Stored entries:
-=-=-

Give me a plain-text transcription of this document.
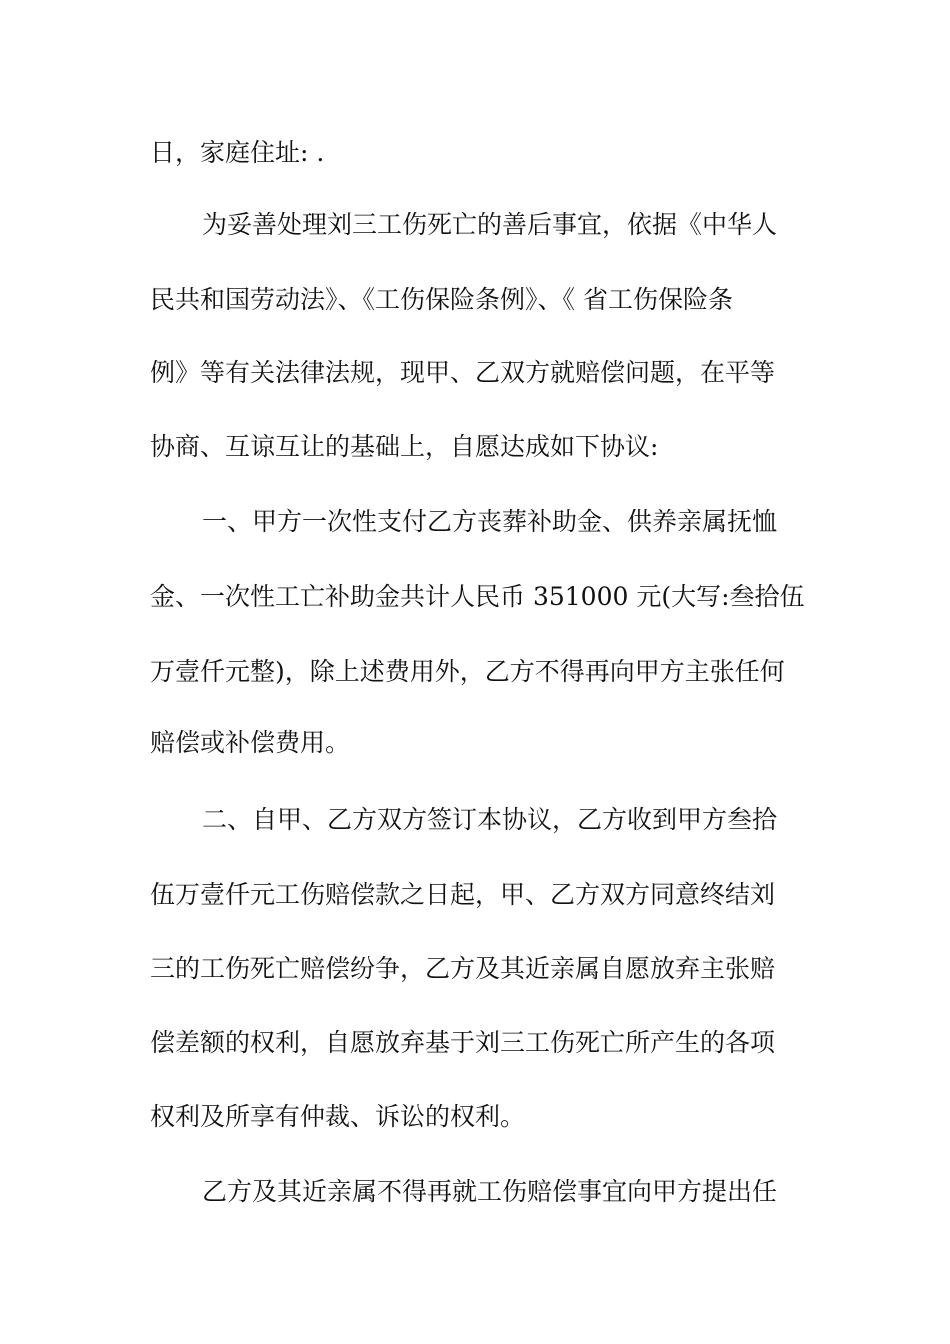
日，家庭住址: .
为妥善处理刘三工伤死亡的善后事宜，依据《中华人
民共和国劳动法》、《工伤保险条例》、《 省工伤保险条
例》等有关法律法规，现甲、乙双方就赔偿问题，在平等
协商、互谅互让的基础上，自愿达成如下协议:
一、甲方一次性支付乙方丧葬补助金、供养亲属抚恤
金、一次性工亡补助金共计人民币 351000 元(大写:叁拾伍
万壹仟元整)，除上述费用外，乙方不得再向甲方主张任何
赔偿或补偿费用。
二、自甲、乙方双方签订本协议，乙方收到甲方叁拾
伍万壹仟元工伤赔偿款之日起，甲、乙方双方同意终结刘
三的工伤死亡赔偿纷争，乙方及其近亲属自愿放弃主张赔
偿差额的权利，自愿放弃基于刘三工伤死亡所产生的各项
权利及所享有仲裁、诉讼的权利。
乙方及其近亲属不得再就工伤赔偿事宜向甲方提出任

-=-=-

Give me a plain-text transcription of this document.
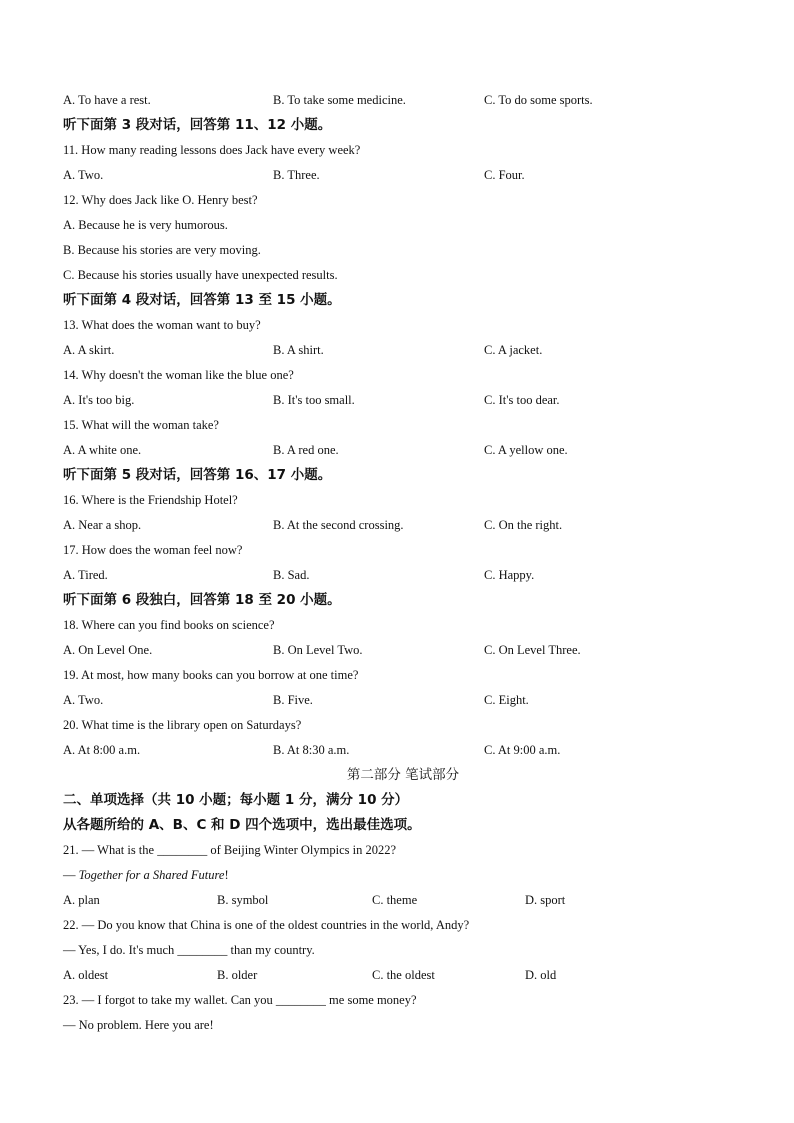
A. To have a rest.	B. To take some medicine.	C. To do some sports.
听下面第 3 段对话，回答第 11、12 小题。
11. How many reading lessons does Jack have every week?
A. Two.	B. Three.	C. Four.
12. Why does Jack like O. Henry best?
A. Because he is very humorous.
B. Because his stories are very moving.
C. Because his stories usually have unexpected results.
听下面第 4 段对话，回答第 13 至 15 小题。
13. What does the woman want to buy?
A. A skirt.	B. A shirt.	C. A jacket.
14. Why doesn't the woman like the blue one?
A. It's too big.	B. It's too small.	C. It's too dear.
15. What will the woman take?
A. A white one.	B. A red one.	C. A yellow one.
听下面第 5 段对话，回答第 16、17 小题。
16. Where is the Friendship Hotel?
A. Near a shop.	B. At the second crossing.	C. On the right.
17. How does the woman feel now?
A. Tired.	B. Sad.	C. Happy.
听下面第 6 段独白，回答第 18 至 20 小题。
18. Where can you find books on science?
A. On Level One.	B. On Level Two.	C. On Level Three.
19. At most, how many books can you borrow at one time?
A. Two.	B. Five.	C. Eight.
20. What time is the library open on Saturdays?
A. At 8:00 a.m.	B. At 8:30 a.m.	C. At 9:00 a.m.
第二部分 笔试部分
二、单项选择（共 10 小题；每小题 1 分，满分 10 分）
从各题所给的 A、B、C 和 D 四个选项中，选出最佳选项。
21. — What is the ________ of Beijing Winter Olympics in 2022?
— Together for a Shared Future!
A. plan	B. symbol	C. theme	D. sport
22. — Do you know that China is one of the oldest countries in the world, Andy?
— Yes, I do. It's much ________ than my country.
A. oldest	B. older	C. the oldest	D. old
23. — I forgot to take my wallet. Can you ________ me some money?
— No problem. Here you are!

-=-=-

Copy all lines from the entries that contain the word "What".

13. What does the woman want to buy?
15. What will the woman take?
20. What time is the library open on Saturdays?
21. — What is the ________ of Beijing Winter Olympics in 2022?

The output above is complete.